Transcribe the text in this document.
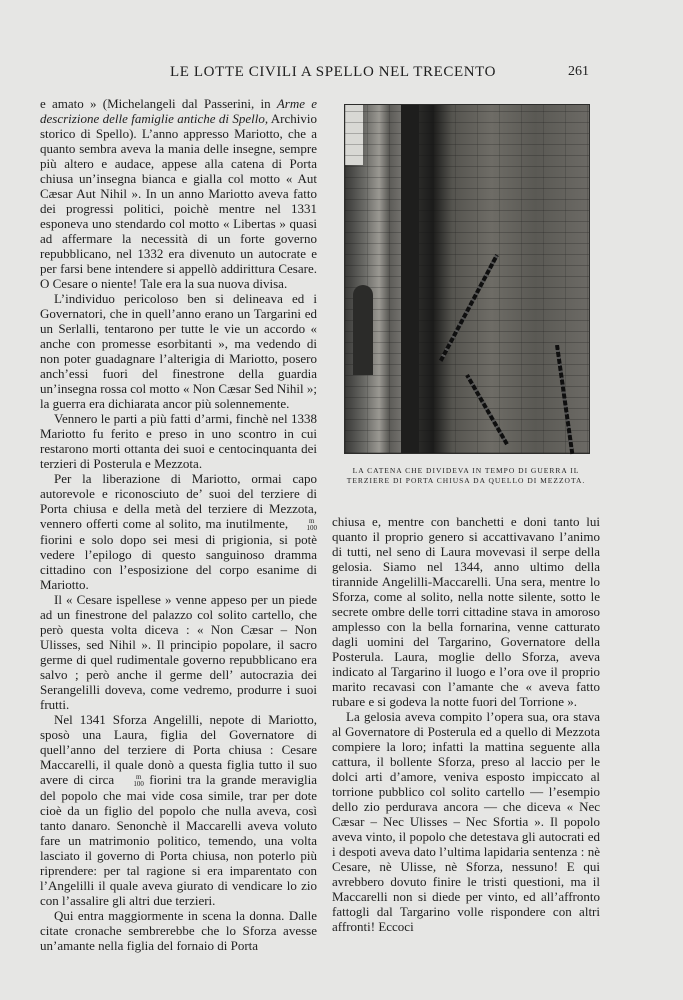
LE LOTTE CIVILI A SPELLO NEL TRECENTO	261

e amato » (Michelangeli dal Passerini, in Arme e descrizione delle famiglie antiche di Spello, Archivio storico di Spello). L’anno appresso Mariotto, che a quanto sembra aveva la mania delle insegne, sempre più altero e audace, appese alla catena di Porta chiusa un’insegna bianca e gialla col motto « Aut Cæsar Aut Nihil ». In un anno Mariotto aveva fatto dei progressi politici, poichè mentre nel 1331 esponeva uno stendardo col motto « Libertas » quasi ad affermare la necessità di un forte governo repubblicano, nel 1332 era divenuto un autocrate e per farsi bene intendere si appellò addirittura Cesare. O Cesare o niente! Tale era la sua nuova divisa.

L’individuo pericoloso ben si delineava ed i Governatori, che in quell’anno erano un Targarini ed un Serlalli, tentarono per tutte le vie un accordo « anche con promesse esorbitanti », ma vedendo di non poter guadagnare l’alterigia di Mariotto, posero anch’essi fuori del finestrone della guardia un’insegna rossa col motto « Non Cæsar Sed Nihil »; la guerra era dichiarata ancor più solennemente.

Vennero le parti a più fatti d’armi, finchè nel 1338 Mariotto fu ferito e preso in uno scontro in cui restarono morti ottanta dei suoi e centocinquanta dei terzieri di Posterula e Mezzota.

Per la liberazione di Mariotto, ormai capo autorevole e riconosciuto de’ suoi del terziere di Porta chiusa e della metà del terziere di Mezzota, vennero offerti come al solito, ma inutilmente,	m
100
fiorini e solo dopo sei mesi di prigionia, si potè vedere l’epilogo di questo sanguinoso dramma cittadino con l’esposizione del corpo esanime di Mariotto.

Il « Cesare ispellese » venne appeso per un piede ad un finestrone del palazzo col solito cartello, che però questa volta diceva : « Non Cæsar – Non Ulisses, sed Nihil ». Il principio popolare, il sacro germe di quel rudimentale governo repubblicano era salvo ; però anche il germe dell’ autocrazia dei Serangelilli doveva, come vedremo, produrre i suoi frutti.

Nel 1341 Sforza Angelilli, nepote di Mariotto, sposò una Laura, figlia del Governatore di quell’anno del terziere di Porta chiusa : Cesare Maccarelli, il quale donò a questa figlia tutto il suo avere di circa	m
100 fiorini tra la grande meraviglia del popolo che mai vide cosa simile, trar per dote cioè da un figlio del popolo che nulla aveva, così tanto danaro. Senonchè il Maccarelli aveva voluto fare un matrimonio politico, temendo, una volta lasciato il governo di Porta chiusa, non poterlo più riprendere: per tal ragione si era imparentato con l’Angelilli il quale aveva giurato di vendicare lo zio con l’assalire gli altri due terzieri.

Qui entra maggiormente in scena la donna. Dalle citate cronache sembrerebbe che lo Sforza avesse un’amante nella figlia del fornaio di Porta

LA CATENA CHE DIVIDEVA IN TEMPO DI GUERRA IL TERZIERE DI PORTA CHIUSA DA QUELLO DI MEZZOTA.

chiusa e, mentre con banchetti e doni tanto lui quanto il proprio genero si accattivavano l’animo di tutti, nel seno di Laura movevasi il serpe della gelosia. Siamo nel 1344, anno ultimo della tirannide Angelilli-Maccarelli. Una sera, mentre lo Sforza, come al solito, nella notte silente, sotto le secrete ombre delle torri cittadine stava in amoroso amplesso con la bella fornarina, venne catturato dagli uomini del Targarino, Governatore della Posterula. Laura, moglie dello Sforza, aveva indicato al Targarino il luogo e l’ora ove il proprio marito recavasi con l’amante che « aveva fatto rubare e si godeva la notte fuori del Torrione ».

La gelosia aveva compito l’opera sua, ora stava al Governatore di Posterula ed a quello di Mezzota compiere la loro; infatti la mattina seguente alla cattura, il bollente Sforza, preso al laccio per le dolci arti d’amore, veniva esposto impiccato al torrione pubblico col solito cartello — l’esempio dello zio perdurava ancora — che diceva « Nec Cæsar – Nec Ulisses – Nec Sfortia ». Il popolo aveva vinto, il popolo che detestava gli autocrati ed i despoti aveva dato l’ultima lapidaria sentenza : nè Cesare, nè Ulisse, nè Sforza, nessuno! E qui avrebbero dovuto finire le tristi questioni, ma il Maccarelli non si diede per vinto, ed all’affronto fattogli dal Targarino volle rispondere con altri affronti! Eccoci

----

REQUEST → Restate each of the entries above word for word and skip every image.

SOLVED EXERCISE →
Transcribe the text in this document.
LE LOTTE CIVILI A SPELLO NEL TRECENTO	261

e amato » (Michelangeli dal Passerini, in Arme e descrizione delle famiglie antiche di Spello, Archivio storico di Spello). L’anno appresso Mariotto, che a quanto sembra aveva la mania delle insegne, sempre più altero e audace, appese alla catena di Porta chiusa un’insegna bianca e gialla col motto « Aut Cæsar Aut Nihil ». In un anno Mariotto aveva fatto dei progressi politici, poichè mentre nel 1331 esponeva uno stendardo col motto « Libertas » quasi ad affermare la necessità di un forte governo repubblicano, nel 1332 era divenuto un autocrate e per farsi bene intendere si appellò addirittura Cesare. O Cesare o niente! Tale era la sua nuova divisa.

L’individuo pericoloso ben si delineava ed i Governatori, che in quell’anno erano un Targarini ed un Serlalli, tentarono per tutte le vie un accordo « anche con promesse esorbitanti », ma vedendo di non poter guadagnare l’alterigia di Mariotto, posero anch’essi fuori del finestrone della guardia un’insegna rossa col motto « Non Cæsar Sed Nihil »; la guerra era dichiarata ancor più solennemente.

Vennero le parti a più fatti d’armi, finchè nel 1338 Mariotto fu ferito e preso in uno scontro in cui restarono morti ottanta dei suoi e centocinquanta dei terzieri di Posterula e Mezzota.

Per la liberazione di Mariotto, ormai capo autorevole e riconosciuto de’ suoi del terziere di Porta chiusa e della metà del terziere di Mezzota, vennero offerti come al solito, ma inutilmente,	m
100
fiorini e solo dopo sei mesi di prigionia, si potè vedere l’epilogo di questo sanguinoso dramma cittadino con l’esposizione del corpo esanime di Mariotto.

Il « Cesare ispellese » venne appeso per un piede ad un finestrone del palazzo col solito cartello, che però questa volta diceva : « Non Cæsar – Non Ulisses, sed Nihil ». Il principio popolare, il sacro germe di quel rudimentale governo repubblicano era salvo ; però anche il germe dell’ autocrazia dei Serangelilli doveva, come vedremo, produrre i suoi frutti.

Nel 1341 Sforza Angelilli, nepote di Mariotto, sposò una Laura, figlia del Governatore di quell’anno del terziere di Porta chiusa : Cesare Maccarelli, il quale donò a questa figlia tutto il suo avere di circa	m
100 fiorini tra la grande meraviglia del popolo che mai vide cosa simile, trar per dote cioè da un figlio del popolo che nulla aveva, così tanto danaro. Senonchè il Maccarelli aveva voluto fare un matrimonio politico, temendo, una volta lasciato il governo di Porta chiusa, non poterlo più riprendere: per tal ragione si era imparentato con l’Angelilli il quale aveva giurato di vendicare lo zio con l’assalire gli altri due terzieri.

Qui entra maggiormente in scena la donna. Dalle citate cronache sembrerebbe che lo Sforza avesse un’amante nella figlia del fornaio di Porta

LA CATENA CHE DIVIDEVA IN TEMPO DI GUERRA IL TERZIERE DI PORTA CHIUSA DA QUELLO DI MEZZOTA.

chiusa e, mentre con banchetti e doni tanto lui quanto il proprio genero si accattivavano l’animo di tutti, nel seno di Laura movevasi il serpe della gelosia. Siamo nel 1344, anno ultimo della tirannide Angelilli-Maccarelli. Una sera, mentre lo Sforza, come al solito, nella notte silente, sotto le secrete ombre delle torri cittadine stava in amoroso amplesso con la bella fornarina, venne catturato dagli uomini del Targarino, Governatore della Posterula. Laura, moglie dello Sforza, aveva indicato al Targarino il luogo e l’ora ove il proprio marito recavasi con l’amante che « aveva fatto rubare e si godeva la notte fuori del Torrione ».

La gelosia aveva compito l’opera sua, ora stava al Governatore di Posterula ed a quello di Mezzota compiere la loro; infatti la mattina seguente alla cattura, il bollente Sforza, preso al laccio per le dolci arti d’amore, veniva esposto impiccato al torrione pubblico col solito cartello — l’esempio dello zio perdurava ancora — che diceva « Nec Cæsar – Nec Ulisses – Nec Sfortia ». Il popolo aveva vinto, il popolo che detestava gli autocrati ed i despoti aveva dato l’ultima lapidaria sentenza : nè Cesare, nè Ulisse, nè Sforza, nessuno! E qui avrebbero dovuto finire le tristi questioni, ma il Maccarelli non si diede per vinto, ed all’affronto fattogli dal Targarino volle rispondere con altri affronti! Eccoci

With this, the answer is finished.